**Task details**
Output every entry exactly as written.

[Saved data entries]
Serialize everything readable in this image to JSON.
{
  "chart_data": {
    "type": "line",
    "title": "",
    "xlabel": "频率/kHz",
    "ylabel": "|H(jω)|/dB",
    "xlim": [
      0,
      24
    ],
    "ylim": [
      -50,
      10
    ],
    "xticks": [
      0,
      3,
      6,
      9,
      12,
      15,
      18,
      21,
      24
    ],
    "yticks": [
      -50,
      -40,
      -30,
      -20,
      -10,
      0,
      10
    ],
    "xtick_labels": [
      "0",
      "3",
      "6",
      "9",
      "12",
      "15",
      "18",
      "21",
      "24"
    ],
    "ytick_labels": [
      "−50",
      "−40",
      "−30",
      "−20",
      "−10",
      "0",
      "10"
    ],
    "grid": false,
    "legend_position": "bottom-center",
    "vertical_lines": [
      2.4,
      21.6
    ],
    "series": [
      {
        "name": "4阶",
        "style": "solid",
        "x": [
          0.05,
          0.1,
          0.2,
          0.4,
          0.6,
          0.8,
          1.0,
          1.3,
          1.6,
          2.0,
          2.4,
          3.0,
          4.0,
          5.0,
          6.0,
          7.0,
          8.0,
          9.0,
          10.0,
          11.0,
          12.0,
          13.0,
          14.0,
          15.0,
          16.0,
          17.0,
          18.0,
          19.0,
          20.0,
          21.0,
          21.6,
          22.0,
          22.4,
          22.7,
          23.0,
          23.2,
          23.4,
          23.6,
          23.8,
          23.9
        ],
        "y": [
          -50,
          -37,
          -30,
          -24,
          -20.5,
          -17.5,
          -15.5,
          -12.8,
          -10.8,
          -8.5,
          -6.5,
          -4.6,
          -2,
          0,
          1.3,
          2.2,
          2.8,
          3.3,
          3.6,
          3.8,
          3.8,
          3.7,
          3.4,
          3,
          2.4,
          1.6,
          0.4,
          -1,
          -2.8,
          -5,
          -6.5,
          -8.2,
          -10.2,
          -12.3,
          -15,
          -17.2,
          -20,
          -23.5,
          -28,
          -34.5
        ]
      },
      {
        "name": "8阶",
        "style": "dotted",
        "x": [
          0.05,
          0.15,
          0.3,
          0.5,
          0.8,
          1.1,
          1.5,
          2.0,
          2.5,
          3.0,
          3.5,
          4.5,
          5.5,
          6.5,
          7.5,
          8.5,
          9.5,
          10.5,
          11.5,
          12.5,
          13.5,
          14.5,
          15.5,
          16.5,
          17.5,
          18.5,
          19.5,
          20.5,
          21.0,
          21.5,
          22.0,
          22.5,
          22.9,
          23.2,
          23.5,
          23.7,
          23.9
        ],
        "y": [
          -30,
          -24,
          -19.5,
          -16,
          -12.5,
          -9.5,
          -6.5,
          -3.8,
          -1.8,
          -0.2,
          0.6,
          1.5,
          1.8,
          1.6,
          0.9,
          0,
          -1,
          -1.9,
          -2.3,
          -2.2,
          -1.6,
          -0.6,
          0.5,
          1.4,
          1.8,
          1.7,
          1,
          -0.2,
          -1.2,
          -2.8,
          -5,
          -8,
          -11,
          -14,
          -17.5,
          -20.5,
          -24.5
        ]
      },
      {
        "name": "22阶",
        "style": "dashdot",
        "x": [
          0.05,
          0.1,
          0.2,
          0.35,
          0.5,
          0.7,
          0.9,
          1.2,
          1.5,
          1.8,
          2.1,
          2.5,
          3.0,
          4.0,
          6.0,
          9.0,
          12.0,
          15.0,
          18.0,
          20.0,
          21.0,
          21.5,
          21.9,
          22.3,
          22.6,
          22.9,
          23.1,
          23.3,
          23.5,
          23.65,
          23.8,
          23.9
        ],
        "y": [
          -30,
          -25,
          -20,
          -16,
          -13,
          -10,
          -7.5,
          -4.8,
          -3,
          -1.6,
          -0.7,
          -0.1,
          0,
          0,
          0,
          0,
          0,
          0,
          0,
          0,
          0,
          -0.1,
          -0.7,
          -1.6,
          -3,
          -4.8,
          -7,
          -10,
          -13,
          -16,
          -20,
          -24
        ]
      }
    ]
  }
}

**Result of the task**
Serialize everything readable in this image to JSON.
{
  "chart_data": {
    "type": "line",
    "title": "",
    "xlabel": "频率/kHz",
    "ylabel": "|H(jω)|/dB",
    "xlim": [
      0,
      24
    ],
    "ylim": [
      -50,
      10
    ],
    "xticks": [
      0,
      3,
      6,
      9,
      12,
      15,
      18,
      21,
      24
    ],
    "yticks": [
      -50,
      -40,
      -30,
      -20,
      -10,
      0,
      10
    ],
    "xtick_labels": [
      "0",
      "3",
      "6",
      "9",
      "12",
      "15",
      "18",
      "21",
      "24"
    ],
    "ytick_labels": [
      "−50",
      "−40",
      "−30",
      "−20",
      "−10",
      "0",
      "10"
    ],
    "grid": false,
    "legend_position": "bottom-center",
    "vertical_lines": [
      2.4,
      21.6
    ],
    "series": [
      {
        "name": "4阶",
        "style": "solid",
        "x": [
          0.05,
          0.1,
          0.2,
          0.4,
          0.6,
          0.8,
          1.0,
          1.3,
          1.6,
          2.0,
          2.4,
          3.0,
          4.0,
          5.0,
          6.0,
          7.0,
          8.0,
          9.0,
          10.0,
          11.0,
          12.0,
          13.0,
          14.0,
          15.0,
          16.0,
          17.0,
          18.0,
          19.0,
          20.0,
          21.0,
          21.6,
          22.0,
          22.4,
          22.7,
          23.0,
          23.2,
          23.4,
          23.6,
          23.8,
          23.9
        ],
        "y": [
          -50,
          -37,
          -30,
          -24,
          -20.5,
          -17.5,
          -15.5,
          -12.8,
          -10.8,
          -8.5,
          -6.5,
          -4.6,
          -2,
          0,
          1.3,
          2.2,
          2.8,
          3.3,
          3.6,
          3.8,
          3.8,
          3.7,
          3.4,
          3,
          2.4,
          1.6,
          0.4,
          -1,
          -2.8,
          -5,
          -6.5,
          -8.2,
          -10.2,
          -12.3,
          -15,
          -17.2,
          -20,
          -23.5,
          -28,
          -34.5
        ]
      },
      {
        "name": "8阶",
        "style": "dotted",
        "x": [
          0.05,
          0.15,
          0.3,
          0.5,
          0.8,
          1.1,
          1.5,
          2.0,
          2.5,
          3.0,
          3.5,
          4.5,
          5.5,
          6.5,
          7.5,
          8.5,
          9.5,
          10.5,
          11.5,
          12.5,
          13.5,
          14.5,
          15.5,
          16.5,
          17.5,
          18.5,
          19.5,
          20.5,
          21.0,
          21.5,
          22.0,
          22.5,
          22.9,
          23.2,
          23.5,
          23.7,
          23.9
        ],
        "y": [
          -30,
          -24,
          -19.5,
          -16,
          -12.5,
          -9.5,
          -6.5,
          -3.8,
          -1.8,
          -0.2,
          0.6,
          1.5,
          1.8,
          1.6,
          0.9,
          0,
          -1,
          -1.9,
          -2.3,
          -2.2,
          -1.6,
          -0.6,
          0.5,
          1.4,
          1.8,
          1.7,
          1,
          -0.2,
          -1.2,
          -2.8,
          -5,
          -8,
          -11,
          -14,
          -17.5,
          -20.5,
          -24.5
        ]
      },
      {
        "name": "22阶",
        "style": "dashdot",
        "x": [
          0.05,
          0.1,
          0.2,
          0.35,
          0.5,
          0.7,
          0.9,
          1.2,
          1.5,
          1.8,
          2.1,
          2.5,
          3.0,
          4.0,
          6.0,
          9.0,
          12.0,
          15.0,
          18.0,
          20.0,
          21.0,
          21.5,
          21.9,
          22.3,
          22.6,
          22.9,
          23.1,
          23.3,
          23.5,
          23.65,
          23.8,
          23.9
        ],
        "y": [
          -30,
          -25,
          -20,
          -16,
          -13,
          -10,
          -7.5,
          -4.8,
          -3,
          -1.6,
          -0.7,
          -0.1,
          0,
          0,
          0,
          0,
          0,
          0,
          0,
          0,
          0,
          -0.1,
          -0.7,
          -1.6,
          -3,
          -4.8,
          -7,
          -10,
          -13,
          -16,
          -20,
          -24
        ]
      }
    ]
  }
}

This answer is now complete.